Write out each line in which the string "title" is present.

(Lines of data)
========

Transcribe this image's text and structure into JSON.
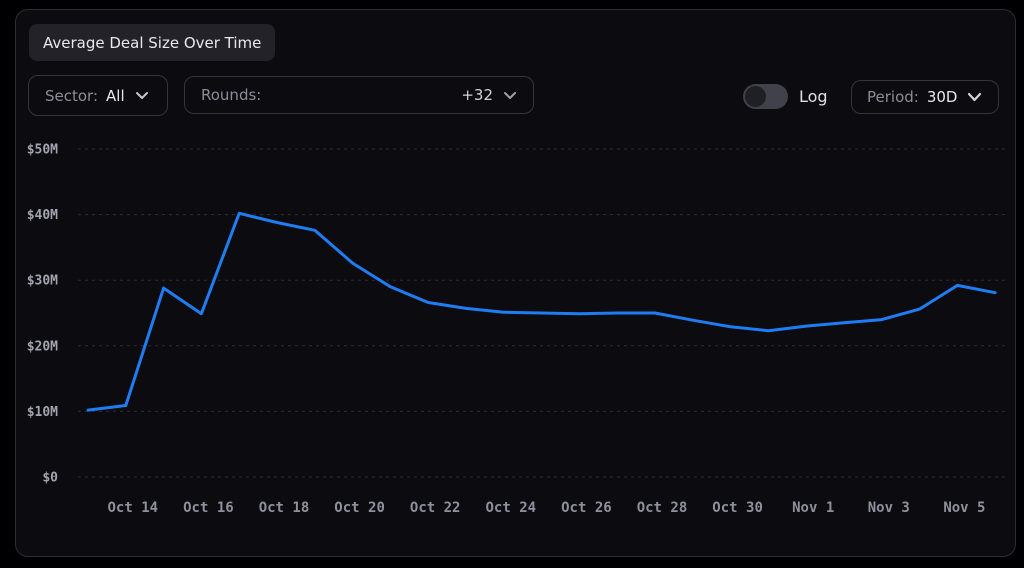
{
  "title": "Average Deal Size Over Time",
  "controls": {
    "sector": {
      "label": "Sector:",
      "value": "All"
    },
    "rounds": {
      "label": "Rounds:",
      "value": "+32"
    },
    "log_toggle": {
      "label": "Log",
      "state": "off"
    },
    "period": {
      "label": "Period:",
      "value": "30D"
    }
  },
  "colors": {
    "line": "#1e7df3",
    "panel_bg": "#0b0b10",
    "panel_border": "#2c2c34",
    "grid": "#2c2c33",
    "y_tick_text": "#a4a4b0",
    "x_tick_text": "#90909c",
    "chip_bg": "#222228",
    "text_bright": "#e9e9ec",
    "text_muted": "#8d8d98"
  },
  "chart_data": {
    "type": "line",
    "title": "Average Deal Size Over Time",
    "x": [
      "Oct 13",
      "Oct 14",
      "Oct 15",
      "Oct 16",
      "Oct 17",
      "Oct 18",
      "Oct 19",
      "Oct 20",
      "Oct 21",
      "Oct 22",
      "Oct 23",
      "Oct 24",
      "Oct 25",
      "Oct 26",
      "Oct 27",
      "Oct 28",
      "Oct 29",
      "Oct 30",
      "Oct 31",
      "Nov 1",
      "Nov 2",
      "Nov 3",
      "Nov 4",
      "Nov 5",
      "Nov 6"
    ],
    "values": [
      10.2,
      10.9,
      28.8,
      24.9,
      40.2,
      38.8,
      37.6,
      32.6,
      29.0,
      26.6,
      25.7,
      25.1,
      25.0,
      24.9,
      25.0,
      25.0,
      23.9,
      22.9,
      22.3,
      23.0,
      23.5,
      24.0,
      25.6,
      29.2,
      28.1
    ],
    "x_tick_labels": [
      "Oct 14",
      "Oct 16",
      "Oct 18",
      "Oct 20",
      "Oct 22",
      "Oct 24",
      "Oct 26",
      "Oct 28",
      "Oct 30",
      "Nov 1",
      "Nov 3",
      "Nov 5"
    ],
    "y_ticks": {
      "values": [
        0,
        10,
        20,
        30,
        40,
        50
      ],
      "labels": [
        "$0",
        "$10M",
        "$20M",
        "$30M",
        "$40M",
        "$50M"
      ]
    },
    "ylim": [
      0,
      50
    ],
    "unit": "USD millions",
    "grid": "horizontal dashed",
    "legend": "none",
    "xlabel": "",
    "ylabel": ""
  }
}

========

● ANSWER TO THIS EXERCISE
  "title": "Average Deal Size Over Time",
    "title": "Average Deal Size Over Time",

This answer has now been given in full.